**Exercise description**
Only the pictures stay out; every record is to be quoted exactly.

☆ ☆ ☆ ☆ ☆

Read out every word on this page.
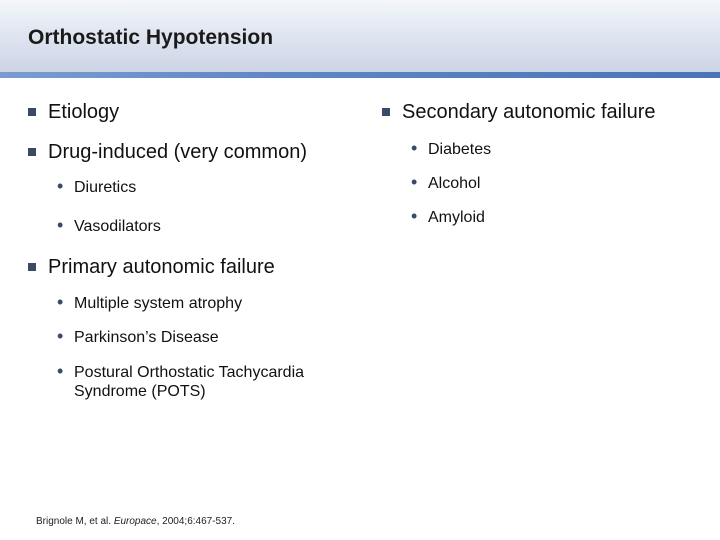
Orthostatic Hypotension
Etiology
Drug-induced (very common)
• Diuretics
• Vasodilators
Primary autonomic failure
• Multiple system atrophy
• Parkinson’s Disease
• Postural Orthostatic Tachycardia
Syndrome (POTS)
Secondary autonomic failure
• Diabetes
• Alcohol
• Amyloid
Brignole M, et al. Europace, 2004;6:467-537.
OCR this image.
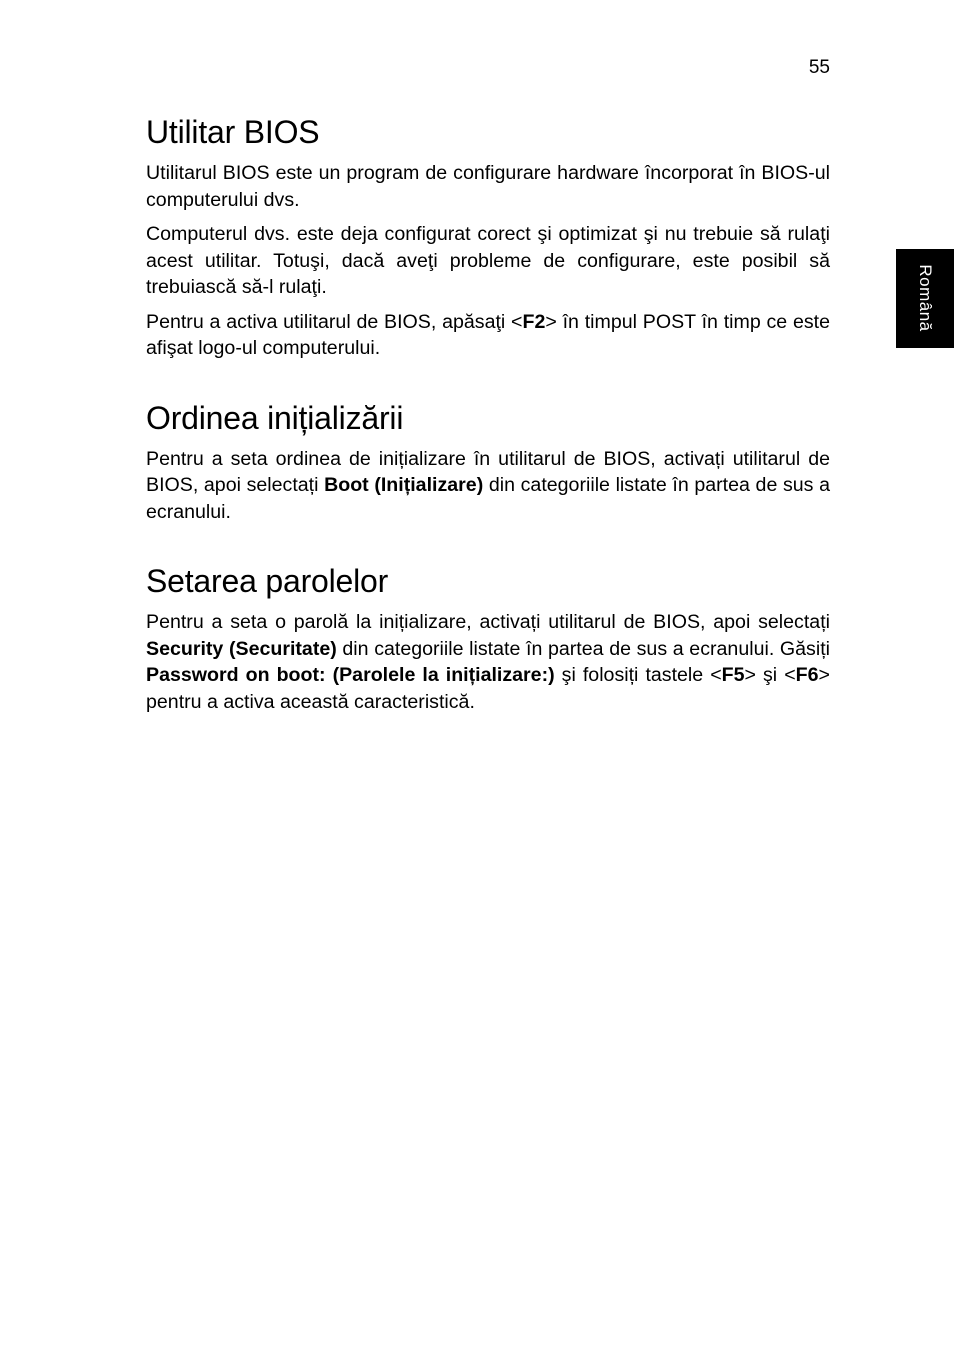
55
Română
Utilitar BIOS

Utilitarul BIOS este un program de configurare hardware încorporat în BIOS-ul computerului dvs.

Computerul dvs. este deja configurat corect şi optimizat şi nu trebuie să rulaţi acest utilitar. Totuşi, dacă aveţi probleme de configurare, este posibil să trebuiască să-l rulaţi.

Pentru a activa utilitarul de BIOS, apăsaţi <F2> în timpul POST în timp ce este afişat logo-ul computerului.

Ordinea inițializării

Pentru a seta ordinea de inițializare în utilitarul de BIOS, activați utilitarul de BIOS, apoi selectați Boot (Inițializare) din categoriile listate în partea de sus a ecranului.

Setarea parolelor

Pentru a seta o parolă la inițializare, activați utilitarul de BIOS, apoi selectați Security (Securitate) din categoriile listate în partea de sus a ecranului. Găsiți Password on boot: (Parolele la inițializare:) şi folosiți tastele <F5> şi <F6> pentru a activa această caracteristică.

☆ ☆ ☆ ☆ ☆

**Output below**
Read out every word on this page.
Orthostatic Hypotension
Etiology
Drug-induced (very common)
• Diuretics
• Vasodilators
Primary autonomic failure
• Multiple system atrophy
• Parkinson’s Disease
• Postural Orthostatic Tachycardia
Syndrome (POTS)
Secondary autonomic failure
• Diabetes
• Alcohol
• Amyloid
Brignole M, et al. Europace, 2004;6:467-537.
OCR this image.
55
Română
Utilitar BIOS

Utilitarul BIOS este un program de configurare hardware încorporat în BIOS-ul computerului dvs.

Computerul dvs. este deja configurat corect şi optimizat şi nu trebuie să rulaţi acest utilitar. Totuşi, dacă aveţi probleme de configurare, este posibil să trebuiască să-l rulaţi.

Pentru a activa utilitarul de BIOS, apăsaţi <F2> în timpul POST în timp ce este afişat logo-ul computerului.

Ordinea inițializării

Pentru a seta ordinea de inițializare în utilitarul de BIOS, activați utilitarul de BIOS, apoi selectați Boot (Inițializare) din categoriile listate în partea de sus a ecranului.

Setarea parolelor

Pentru a seta o parolă la inițializare, activați utilitarul de BIOS, apoi selectați Security (Securitate) din categoriile listate în partea de sus a ecranului. Găsiți Password on boot: (Parolele la inițializare:) şi folosiți tastele <F5> şi <F6> pentru a activa această caracteristică.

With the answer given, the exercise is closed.